** start Materials provided **

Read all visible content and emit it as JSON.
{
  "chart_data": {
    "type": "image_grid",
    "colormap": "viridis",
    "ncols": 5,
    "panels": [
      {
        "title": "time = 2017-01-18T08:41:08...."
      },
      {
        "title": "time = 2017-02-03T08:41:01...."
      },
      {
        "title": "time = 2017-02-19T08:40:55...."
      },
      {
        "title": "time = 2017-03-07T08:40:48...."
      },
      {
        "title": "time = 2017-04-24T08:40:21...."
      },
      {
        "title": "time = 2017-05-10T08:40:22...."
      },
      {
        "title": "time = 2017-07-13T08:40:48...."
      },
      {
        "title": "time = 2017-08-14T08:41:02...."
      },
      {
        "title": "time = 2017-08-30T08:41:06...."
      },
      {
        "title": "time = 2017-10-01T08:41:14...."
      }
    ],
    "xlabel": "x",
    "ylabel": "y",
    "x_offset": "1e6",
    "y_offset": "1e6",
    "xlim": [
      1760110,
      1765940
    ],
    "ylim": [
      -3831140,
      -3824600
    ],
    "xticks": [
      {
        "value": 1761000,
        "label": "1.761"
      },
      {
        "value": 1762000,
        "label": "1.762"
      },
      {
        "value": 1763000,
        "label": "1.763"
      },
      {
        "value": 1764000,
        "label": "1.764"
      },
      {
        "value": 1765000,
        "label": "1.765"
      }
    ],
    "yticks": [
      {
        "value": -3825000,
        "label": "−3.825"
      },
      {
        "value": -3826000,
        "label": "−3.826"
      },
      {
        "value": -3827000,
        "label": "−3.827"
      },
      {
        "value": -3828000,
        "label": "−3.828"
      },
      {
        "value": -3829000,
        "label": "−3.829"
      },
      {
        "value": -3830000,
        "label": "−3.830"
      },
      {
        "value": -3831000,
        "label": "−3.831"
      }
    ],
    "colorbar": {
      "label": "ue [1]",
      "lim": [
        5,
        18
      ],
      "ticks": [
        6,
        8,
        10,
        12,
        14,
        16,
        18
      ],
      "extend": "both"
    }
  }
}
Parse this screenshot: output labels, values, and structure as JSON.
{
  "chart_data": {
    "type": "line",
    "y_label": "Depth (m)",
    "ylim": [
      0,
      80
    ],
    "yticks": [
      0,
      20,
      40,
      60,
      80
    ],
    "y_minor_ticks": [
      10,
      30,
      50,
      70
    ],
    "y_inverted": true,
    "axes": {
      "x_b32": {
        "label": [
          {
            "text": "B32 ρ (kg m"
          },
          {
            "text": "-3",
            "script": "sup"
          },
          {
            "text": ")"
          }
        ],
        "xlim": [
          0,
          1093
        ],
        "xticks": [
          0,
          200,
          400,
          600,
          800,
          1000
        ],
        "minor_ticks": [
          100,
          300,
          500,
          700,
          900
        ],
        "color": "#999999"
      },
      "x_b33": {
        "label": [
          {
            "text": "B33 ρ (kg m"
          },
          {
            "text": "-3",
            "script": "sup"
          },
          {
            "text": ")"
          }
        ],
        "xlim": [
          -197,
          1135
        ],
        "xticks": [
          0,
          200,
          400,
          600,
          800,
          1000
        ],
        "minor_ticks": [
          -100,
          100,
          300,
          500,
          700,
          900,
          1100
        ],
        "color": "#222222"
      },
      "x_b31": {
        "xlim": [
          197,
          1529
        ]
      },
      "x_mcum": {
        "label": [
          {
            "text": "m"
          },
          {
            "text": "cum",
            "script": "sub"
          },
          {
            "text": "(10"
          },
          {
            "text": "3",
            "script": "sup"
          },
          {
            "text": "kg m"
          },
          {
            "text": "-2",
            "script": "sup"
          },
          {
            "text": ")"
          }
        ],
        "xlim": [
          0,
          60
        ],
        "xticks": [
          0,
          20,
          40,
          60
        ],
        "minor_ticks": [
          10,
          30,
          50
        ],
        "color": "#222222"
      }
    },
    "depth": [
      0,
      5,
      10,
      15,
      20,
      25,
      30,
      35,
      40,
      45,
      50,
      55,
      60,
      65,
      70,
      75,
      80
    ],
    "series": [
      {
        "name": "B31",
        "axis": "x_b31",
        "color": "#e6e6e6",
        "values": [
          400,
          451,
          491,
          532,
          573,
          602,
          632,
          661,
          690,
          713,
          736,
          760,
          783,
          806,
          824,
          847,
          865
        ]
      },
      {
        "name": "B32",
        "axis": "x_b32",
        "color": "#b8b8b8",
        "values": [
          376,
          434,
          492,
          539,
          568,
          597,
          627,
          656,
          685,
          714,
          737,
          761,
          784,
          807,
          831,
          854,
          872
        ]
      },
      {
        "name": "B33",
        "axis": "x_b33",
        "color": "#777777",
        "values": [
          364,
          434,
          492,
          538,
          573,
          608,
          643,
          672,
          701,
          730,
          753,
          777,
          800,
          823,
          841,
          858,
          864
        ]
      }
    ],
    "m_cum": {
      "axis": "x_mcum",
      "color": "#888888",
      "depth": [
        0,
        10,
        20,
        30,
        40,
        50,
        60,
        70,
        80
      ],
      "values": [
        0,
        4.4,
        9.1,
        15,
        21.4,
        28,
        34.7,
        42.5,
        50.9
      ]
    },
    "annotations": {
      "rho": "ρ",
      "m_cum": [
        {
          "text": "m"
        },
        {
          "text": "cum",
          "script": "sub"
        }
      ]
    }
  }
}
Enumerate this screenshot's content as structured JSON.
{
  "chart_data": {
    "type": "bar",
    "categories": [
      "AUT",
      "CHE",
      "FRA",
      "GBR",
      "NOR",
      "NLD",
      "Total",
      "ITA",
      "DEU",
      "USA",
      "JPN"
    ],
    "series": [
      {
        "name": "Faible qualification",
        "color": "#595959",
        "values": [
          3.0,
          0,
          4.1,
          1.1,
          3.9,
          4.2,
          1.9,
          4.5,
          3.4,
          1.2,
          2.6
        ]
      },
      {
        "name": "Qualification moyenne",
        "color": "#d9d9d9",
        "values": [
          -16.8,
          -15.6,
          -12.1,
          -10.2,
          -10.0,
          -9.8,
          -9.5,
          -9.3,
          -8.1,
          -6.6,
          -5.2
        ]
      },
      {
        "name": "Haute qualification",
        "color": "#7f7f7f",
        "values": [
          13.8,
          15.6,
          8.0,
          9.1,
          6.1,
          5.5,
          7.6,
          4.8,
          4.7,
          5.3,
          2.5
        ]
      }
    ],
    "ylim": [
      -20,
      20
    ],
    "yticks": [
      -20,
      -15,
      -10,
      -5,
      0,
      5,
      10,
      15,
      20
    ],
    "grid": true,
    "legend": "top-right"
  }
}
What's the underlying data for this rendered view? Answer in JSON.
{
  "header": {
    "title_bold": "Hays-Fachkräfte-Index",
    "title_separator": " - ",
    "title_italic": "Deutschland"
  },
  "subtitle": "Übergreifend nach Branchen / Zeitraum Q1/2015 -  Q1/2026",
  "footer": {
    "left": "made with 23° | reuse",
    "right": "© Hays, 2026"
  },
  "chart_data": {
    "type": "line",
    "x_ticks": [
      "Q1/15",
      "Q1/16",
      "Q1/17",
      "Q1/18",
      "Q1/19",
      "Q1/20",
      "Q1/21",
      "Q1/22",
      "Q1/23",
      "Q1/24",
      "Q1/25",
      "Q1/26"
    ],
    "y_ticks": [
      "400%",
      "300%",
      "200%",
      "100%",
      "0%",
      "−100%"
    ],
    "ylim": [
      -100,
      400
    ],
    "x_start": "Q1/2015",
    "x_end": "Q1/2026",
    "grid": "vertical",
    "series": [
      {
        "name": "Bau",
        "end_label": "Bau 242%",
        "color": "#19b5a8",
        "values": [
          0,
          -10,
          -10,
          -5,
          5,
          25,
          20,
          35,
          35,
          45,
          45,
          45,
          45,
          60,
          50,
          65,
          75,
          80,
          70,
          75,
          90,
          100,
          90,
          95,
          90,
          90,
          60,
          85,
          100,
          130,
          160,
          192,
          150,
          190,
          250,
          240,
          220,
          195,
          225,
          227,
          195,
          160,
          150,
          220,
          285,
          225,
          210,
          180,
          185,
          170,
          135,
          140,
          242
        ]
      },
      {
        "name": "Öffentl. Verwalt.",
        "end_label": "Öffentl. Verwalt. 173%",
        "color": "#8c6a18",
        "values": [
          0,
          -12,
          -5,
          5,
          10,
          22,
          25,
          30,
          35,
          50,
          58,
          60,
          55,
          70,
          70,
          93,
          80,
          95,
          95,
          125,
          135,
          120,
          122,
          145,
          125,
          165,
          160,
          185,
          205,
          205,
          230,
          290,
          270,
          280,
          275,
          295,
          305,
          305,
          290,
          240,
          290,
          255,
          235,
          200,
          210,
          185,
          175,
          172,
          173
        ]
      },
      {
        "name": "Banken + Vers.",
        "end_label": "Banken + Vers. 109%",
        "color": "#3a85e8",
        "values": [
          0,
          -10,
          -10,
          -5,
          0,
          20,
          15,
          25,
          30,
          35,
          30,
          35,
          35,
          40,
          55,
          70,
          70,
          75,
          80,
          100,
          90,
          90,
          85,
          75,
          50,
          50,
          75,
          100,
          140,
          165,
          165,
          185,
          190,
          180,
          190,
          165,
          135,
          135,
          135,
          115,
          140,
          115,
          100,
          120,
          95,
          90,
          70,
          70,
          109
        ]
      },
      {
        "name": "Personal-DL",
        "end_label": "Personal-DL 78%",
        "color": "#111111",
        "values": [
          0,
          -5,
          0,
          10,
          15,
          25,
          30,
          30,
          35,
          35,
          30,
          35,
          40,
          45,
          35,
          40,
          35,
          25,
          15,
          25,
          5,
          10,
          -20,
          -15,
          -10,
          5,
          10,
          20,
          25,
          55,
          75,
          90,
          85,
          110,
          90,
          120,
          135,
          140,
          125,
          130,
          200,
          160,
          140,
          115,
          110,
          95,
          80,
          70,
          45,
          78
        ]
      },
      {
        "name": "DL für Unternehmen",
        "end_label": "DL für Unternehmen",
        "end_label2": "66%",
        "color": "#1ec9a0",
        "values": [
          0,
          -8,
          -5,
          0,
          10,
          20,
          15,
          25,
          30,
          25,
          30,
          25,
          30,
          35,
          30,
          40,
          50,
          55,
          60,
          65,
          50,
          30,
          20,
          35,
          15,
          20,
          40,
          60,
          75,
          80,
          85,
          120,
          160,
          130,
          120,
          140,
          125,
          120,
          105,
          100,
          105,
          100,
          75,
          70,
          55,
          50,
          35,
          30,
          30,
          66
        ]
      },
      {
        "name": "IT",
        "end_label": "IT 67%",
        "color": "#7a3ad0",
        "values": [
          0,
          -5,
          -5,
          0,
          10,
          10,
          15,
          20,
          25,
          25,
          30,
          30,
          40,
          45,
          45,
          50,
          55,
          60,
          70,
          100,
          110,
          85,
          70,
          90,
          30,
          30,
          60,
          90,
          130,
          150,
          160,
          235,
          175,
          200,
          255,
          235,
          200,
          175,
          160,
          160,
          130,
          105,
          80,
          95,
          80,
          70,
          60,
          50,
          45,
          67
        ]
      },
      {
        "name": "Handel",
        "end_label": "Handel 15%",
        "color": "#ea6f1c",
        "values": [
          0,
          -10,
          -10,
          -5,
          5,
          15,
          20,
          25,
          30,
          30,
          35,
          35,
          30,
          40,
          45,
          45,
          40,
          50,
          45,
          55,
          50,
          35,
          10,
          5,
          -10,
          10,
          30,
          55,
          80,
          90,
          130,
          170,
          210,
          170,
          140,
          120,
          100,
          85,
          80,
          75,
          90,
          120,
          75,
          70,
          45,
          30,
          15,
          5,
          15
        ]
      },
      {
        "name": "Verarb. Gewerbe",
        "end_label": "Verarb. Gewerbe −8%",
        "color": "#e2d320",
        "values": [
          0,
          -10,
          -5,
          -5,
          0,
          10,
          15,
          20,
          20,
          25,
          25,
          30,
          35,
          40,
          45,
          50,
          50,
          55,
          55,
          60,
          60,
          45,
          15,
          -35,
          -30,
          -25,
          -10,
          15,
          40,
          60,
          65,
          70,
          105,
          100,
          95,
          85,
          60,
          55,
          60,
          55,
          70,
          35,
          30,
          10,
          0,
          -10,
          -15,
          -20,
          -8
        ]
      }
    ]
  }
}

** end Materials provided **

Exercise details
Go through the records above and copy every line with the word "Hays".

Solved problem
    "title_bold": "Hays-Fachkräfte-Index",
    "right": "© Hays, 2026"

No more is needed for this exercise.